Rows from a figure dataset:
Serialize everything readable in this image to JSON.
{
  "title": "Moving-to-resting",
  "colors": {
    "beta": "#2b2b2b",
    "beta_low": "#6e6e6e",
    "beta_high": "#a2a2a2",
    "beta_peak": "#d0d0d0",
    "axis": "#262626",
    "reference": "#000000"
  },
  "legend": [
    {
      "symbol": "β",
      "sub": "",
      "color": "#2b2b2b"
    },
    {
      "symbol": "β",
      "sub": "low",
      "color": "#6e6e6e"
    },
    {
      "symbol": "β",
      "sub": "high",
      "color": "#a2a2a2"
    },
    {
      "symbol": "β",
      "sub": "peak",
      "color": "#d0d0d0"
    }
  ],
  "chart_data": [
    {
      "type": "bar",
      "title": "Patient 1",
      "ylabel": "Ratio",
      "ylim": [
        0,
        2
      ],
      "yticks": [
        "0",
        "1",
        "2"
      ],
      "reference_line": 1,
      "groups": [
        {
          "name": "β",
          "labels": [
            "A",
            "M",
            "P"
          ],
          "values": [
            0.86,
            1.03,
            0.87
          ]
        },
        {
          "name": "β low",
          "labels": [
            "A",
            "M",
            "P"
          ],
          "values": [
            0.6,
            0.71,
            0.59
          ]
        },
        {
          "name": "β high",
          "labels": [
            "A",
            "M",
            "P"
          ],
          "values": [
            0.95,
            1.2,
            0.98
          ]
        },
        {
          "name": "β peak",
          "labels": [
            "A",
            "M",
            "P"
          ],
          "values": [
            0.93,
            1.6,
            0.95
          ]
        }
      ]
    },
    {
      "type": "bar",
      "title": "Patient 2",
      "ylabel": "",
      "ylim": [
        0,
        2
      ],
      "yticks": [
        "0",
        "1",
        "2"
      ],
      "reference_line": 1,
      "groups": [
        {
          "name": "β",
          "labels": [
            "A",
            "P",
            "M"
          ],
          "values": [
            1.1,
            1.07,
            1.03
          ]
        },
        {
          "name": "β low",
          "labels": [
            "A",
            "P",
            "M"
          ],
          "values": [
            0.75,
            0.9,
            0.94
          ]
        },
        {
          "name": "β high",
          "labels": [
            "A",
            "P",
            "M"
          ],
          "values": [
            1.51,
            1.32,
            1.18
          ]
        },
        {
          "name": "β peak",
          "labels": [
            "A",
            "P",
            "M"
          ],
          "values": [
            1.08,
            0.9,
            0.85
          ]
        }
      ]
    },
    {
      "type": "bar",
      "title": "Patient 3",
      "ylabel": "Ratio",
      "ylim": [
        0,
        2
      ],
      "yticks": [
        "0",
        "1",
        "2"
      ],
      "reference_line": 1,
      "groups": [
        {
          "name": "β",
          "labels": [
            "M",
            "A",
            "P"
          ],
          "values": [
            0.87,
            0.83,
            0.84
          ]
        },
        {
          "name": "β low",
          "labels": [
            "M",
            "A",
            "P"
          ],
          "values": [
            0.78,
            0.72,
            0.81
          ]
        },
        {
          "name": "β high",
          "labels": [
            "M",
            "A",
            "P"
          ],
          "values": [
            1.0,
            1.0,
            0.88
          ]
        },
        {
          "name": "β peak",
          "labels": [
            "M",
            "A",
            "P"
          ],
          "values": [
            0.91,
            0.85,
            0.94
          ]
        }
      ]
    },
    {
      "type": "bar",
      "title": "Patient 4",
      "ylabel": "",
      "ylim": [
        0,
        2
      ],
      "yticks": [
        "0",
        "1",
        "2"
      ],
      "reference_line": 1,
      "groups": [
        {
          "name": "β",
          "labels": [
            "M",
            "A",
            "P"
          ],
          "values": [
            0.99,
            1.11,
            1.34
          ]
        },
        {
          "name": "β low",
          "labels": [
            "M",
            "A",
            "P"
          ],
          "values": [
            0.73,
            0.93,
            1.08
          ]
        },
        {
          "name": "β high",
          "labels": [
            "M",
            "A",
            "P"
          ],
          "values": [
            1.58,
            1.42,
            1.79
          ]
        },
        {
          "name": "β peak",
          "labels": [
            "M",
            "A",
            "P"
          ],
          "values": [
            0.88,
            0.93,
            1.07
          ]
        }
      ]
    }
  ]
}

TASK: Write out every line of the entries that holds the word "title".

RESULT:
  "title": "Moving-to-resting",
      "title": "Patient 1",
      "title": "Patient 2",
      "title": "Patient 3",
      "title": "Patient 4",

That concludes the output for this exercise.